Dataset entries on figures

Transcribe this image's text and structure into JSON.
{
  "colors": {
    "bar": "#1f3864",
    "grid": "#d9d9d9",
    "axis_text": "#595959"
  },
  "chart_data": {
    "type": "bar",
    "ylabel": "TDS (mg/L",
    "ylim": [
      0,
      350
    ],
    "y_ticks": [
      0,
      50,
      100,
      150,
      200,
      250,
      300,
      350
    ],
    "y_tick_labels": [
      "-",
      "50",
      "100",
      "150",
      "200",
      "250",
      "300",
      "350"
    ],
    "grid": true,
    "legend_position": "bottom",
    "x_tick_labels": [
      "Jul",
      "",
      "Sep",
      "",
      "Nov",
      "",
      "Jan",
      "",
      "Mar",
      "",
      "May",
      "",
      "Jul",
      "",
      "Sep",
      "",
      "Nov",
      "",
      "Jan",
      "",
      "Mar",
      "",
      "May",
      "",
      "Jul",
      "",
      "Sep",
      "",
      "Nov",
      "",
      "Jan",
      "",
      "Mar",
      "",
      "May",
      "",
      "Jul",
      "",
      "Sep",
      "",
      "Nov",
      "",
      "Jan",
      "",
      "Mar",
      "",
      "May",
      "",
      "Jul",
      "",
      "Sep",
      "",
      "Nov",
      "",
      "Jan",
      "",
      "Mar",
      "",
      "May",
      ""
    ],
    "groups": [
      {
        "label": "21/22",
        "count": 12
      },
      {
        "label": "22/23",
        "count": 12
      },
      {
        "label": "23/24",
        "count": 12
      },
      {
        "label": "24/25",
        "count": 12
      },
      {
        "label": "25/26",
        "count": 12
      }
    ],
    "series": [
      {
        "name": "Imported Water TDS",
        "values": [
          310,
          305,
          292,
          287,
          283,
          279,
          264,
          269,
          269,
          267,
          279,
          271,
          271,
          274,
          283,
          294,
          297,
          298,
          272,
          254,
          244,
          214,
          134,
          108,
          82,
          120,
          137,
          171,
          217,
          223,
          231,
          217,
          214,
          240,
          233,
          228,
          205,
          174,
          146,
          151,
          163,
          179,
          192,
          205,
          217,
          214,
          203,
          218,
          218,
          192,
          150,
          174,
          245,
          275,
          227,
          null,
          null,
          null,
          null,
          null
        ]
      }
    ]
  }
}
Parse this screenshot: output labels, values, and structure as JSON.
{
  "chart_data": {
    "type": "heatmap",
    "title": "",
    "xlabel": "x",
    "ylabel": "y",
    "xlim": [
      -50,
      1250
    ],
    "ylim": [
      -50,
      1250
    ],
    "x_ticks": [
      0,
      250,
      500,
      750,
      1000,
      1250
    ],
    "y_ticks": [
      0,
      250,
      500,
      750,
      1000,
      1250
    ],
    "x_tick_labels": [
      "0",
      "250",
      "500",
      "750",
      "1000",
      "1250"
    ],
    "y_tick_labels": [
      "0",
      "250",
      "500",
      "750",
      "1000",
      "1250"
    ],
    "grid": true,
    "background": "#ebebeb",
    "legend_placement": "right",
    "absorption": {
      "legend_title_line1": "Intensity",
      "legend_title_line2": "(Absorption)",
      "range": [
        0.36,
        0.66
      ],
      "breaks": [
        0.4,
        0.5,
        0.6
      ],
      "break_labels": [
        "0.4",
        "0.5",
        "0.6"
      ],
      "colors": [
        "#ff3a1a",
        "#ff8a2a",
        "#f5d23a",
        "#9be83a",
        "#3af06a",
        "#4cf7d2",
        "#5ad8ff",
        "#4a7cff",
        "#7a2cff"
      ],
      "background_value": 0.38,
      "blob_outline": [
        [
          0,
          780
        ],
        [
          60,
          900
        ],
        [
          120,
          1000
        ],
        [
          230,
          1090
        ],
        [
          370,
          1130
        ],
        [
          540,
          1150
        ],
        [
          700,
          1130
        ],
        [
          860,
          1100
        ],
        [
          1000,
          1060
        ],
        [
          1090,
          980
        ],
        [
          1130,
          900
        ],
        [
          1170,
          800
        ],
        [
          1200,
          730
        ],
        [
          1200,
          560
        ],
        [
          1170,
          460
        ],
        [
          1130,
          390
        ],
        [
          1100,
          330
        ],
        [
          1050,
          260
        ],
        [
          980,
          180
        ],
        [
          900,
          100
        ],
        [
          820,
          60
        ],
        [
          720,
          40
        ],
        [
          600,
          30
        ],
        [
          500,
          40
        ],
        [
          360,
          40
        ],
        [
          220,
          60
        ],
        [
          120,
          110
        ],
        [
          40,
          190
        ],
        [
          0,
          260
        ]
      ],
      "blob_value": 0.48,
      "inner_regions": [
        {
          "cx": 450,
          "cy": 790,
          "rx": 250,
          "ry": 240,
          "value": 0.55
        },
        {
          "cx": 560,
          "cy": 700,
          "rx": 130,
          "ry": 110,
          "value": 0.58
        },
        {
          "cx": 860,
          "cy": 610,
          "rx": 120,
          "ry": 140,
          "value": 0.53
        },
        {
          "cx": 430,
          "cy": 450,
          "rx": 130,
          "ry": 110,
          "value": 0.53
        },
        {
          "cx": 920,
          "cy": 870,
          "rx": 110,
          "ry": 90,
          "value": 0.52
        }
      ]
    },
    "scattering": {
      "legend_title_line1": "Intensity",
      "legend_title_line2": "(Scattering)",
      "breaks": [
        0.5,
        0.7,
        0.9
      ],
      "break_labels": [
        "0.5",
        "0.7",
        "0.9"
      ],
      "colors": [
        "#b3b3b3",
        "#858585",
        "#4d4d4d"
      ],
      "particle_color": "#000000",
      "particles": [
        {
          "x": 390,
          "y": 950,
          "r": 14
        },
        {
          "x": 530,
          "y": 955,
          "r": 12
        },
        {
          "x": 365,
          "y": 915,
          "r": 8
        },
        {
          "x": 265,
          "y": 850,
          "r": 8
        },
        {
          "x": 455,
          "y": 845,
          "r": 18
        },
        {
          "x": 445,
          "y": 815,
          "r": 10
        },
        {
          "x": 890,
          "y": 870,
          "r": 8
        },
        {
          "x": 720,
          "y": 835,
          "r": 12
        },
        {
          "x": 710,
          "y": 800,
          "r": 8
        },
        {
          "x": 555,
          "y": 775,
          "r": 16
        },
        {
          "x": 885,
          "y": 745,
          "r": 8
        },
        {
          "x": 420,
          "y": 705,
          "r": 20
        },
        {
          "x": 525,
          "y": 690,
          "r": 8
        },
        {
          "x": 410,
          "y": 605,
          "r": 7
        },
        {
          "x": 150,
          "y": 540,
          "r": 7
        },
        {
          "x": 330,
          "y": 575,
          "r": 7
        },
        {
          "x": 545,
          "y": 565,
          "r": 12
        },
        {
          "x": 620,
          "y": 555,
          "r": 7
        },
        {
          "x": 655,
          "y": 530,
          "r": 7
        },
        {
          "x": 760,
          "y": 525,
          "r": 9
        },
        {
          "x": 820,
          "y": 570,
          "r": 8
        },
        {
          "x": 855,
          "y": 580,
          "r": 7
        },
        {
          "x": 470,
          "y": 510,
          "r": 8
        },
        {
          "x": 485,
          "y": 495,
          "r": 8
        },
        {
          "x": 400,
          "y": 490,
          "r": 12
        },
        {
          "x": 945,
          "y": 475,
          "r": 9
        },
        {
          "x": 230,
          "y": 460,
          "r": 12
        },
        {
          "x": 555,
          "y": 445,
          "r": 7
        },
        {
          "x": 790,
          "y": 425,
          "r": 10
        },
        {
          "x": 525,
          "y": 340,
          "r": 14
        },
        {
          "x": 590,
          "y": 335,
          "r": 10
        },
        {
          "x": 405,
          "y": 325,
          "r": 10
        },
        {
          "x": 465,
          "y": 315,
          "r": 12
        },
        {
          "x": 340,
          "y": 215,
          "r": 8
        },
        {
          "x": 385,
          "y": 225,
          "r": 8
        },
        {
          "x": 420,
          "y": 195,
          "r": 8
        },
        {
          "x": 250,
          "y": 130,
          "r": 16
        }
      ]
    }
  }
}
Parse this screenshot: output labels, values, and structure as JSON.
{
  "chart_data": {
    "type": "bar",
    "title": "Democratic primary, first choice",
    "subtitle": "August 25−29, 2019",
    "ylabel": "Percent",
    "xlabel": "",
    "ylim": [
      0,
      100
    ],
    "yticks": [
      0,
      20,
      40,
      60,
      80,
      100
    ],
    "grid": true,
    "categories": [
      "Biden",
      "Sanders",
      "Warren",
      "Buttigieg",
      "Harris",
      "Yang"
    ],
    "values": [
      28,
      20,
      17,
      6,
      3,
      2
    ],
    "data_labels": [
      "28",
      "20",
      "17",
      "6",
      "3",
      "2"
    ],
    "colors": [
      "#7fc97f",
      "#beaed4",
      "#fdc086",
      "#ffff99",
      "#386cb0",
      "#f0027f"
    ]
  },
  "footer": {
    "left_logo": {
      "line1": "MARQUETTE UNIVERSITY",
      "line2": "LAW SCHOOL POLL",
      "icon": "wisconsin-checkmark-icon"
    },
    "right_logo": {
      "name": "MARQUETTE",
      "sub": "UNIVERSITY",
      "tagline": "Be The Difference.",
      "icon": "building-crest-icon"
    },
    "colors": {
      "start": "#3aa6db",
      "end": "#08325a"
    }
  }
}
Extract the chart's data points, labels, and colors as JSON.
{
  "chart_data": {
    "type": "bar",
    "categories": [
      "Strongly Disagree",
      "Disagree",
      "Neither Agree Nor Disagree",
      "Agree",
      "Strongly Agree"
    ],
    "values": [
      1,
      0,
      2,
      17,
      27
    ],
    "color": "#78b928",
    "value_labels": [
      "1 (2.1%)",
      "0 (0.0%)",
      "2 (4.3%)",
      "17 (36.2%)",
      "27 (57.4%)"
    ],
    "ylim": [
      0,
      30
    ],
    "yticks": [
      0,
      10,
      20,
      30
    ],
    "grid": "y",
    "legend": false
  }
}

◆ **What you have to do**
Quote the line that contains "Extract the chart's" and each line after it through the end of the data, exactly, leaving out everything else.

◆ **Correct result**
Extract the chart's data points, labels, and colors as JSON.
{
  "chart_data": {
    "type": "bar",
    "categories": [
      "Strongly Disagree",
      "Disagree",
      "Neither Agree Nor Disagree",
      "Agree",
      "Strongly Agree"
    ],
    "values": [
      1,
      0,
      2,
      17,
      27
    ],
    "color": "#78b928",
    "value_labels": [
      "1 (2.1%)",
      "0 (0.0%)",
      "2 (4.3%)",
      "17 (36.2%)",
      "27 (57.4%)"
    ],
    "ylim": [
      0,
      30
    ],
    "yticks": [
      0,
      10,
      20,
      30
    ],
    "grid": "y",
    "legend": false
  }
}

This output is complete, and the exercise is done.